* start ENTRIES SUPPLIED *

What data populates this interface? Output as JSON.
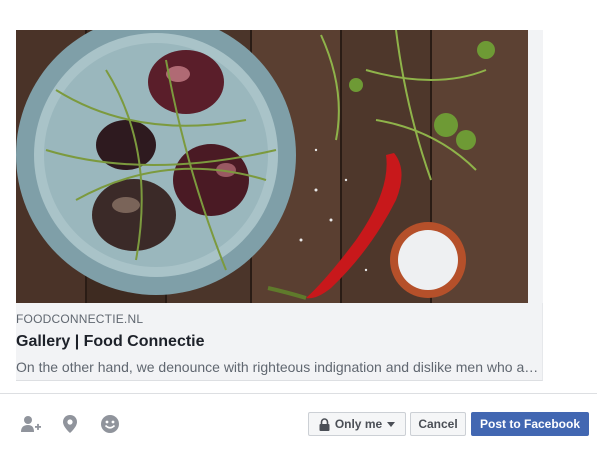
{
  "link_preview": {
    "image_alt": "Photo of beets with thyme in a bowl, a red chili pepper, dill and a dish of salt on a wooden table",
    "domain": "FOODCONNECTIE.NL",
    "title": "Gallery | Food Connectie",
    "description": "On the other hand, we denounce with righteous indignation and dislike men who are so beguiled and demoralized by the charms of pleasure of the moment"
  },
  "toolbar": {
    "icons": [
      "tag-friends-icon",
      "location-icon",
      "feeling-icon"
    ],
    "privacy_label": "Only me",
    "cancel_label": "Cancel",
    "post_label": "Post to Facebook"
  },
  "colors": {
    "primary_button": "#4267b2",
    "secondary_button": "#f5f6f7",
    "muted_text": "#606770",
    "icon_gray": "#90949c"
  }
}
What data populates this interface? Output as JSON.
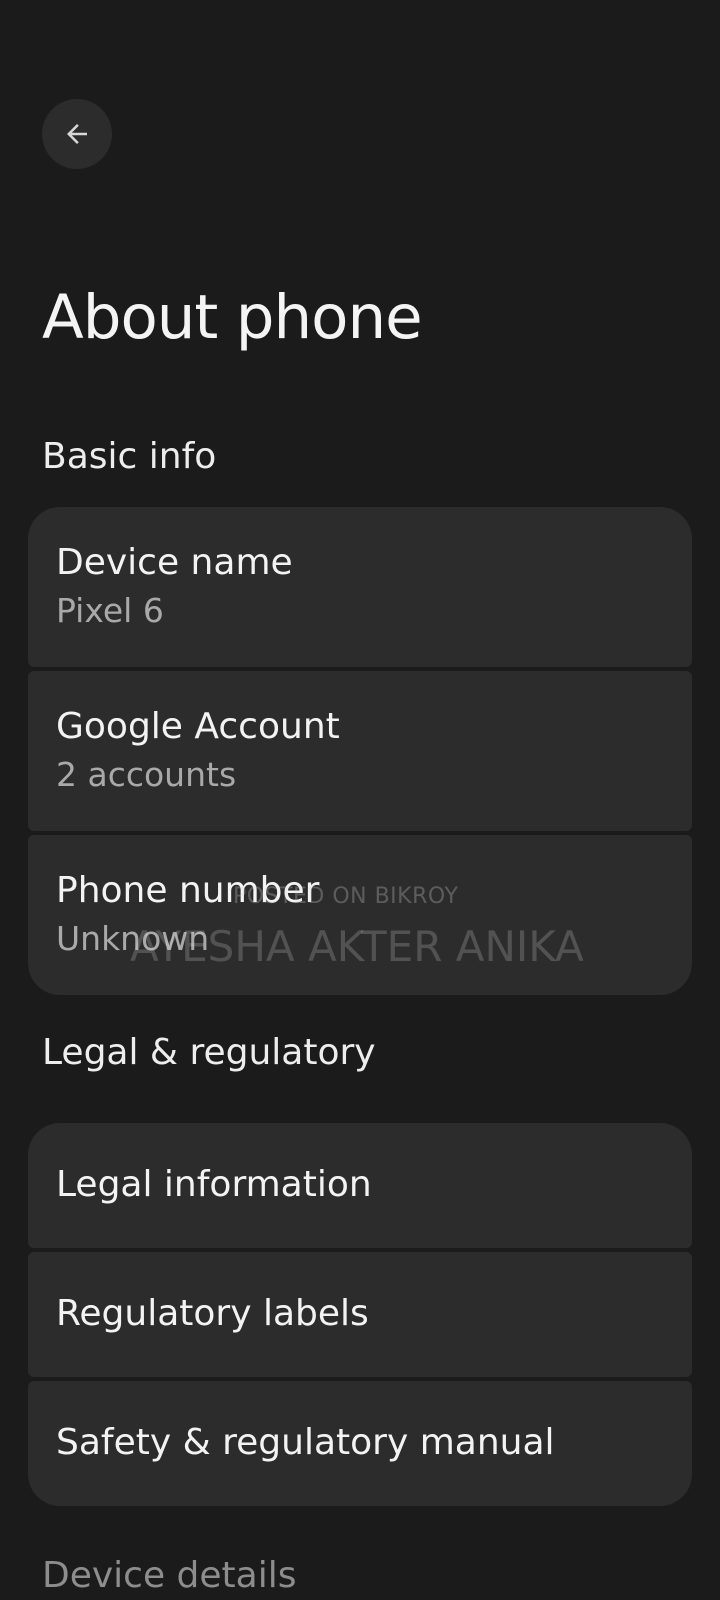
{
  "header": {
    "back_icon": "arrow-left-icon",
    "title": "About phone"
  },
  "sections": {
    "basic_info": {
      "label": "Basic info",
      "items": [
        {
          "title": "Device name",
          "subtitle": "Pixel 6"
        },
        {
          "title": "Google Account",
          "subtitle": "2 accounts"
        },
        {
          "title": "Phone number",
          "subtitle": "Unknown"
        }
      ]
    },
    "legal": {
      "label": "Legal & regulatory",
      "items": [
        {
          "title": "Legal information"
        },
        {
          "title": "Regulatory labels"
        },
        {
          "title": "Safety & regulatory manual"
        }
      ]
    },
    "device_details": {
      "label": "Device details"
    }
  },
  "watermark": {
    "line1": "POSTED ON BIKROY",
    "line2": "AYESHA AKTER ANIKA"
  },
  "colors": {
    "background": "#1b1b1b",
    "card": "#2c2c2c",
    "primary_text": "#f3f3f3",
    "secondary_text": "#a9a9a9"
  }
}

* end ENTRIES SUPPLIED *
* start ENTRIES SUPPLIED *

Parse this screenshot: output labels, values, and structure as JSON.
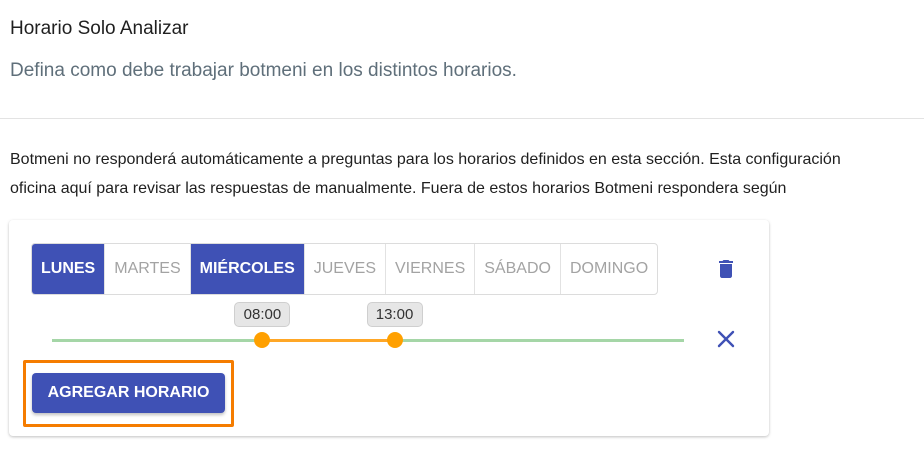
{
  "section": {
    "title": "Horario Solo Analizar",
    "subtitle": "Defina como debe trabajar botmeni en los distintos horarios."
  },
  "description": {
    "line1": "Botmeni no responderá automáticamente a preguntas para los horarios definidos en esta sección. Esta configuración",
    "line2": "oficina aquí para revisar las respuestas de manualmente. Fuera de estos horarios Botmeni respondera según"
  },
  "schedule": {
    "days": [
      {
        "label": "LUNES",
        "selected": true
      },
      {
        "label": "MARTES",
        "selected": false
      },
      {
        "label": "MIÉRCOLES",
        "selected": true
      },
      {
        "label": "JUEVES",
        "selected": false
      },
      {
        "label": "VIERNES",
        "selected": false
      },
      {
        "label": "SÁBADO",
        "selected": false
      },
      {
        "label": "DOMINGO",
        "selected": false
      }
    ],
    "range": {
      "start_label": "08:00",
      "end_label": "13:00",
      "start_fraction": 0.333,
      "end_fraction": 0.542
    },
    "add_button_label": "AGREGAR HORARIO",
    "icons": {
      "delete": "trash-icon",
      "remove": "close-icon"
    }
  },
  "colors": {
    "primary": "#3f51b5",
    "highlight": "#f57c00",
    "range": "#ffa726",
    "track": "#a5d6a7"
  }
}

* end ENTRIES SUPPLIED *

- _WHAT YOU WILL DO_:
Return every line above in which the string "labels" occurs.

- _ANSWER TO THIS PROBLEM_:
          "title": "Regulatory labels"
Parse this screenshot: output labels, values, and structure as JSON.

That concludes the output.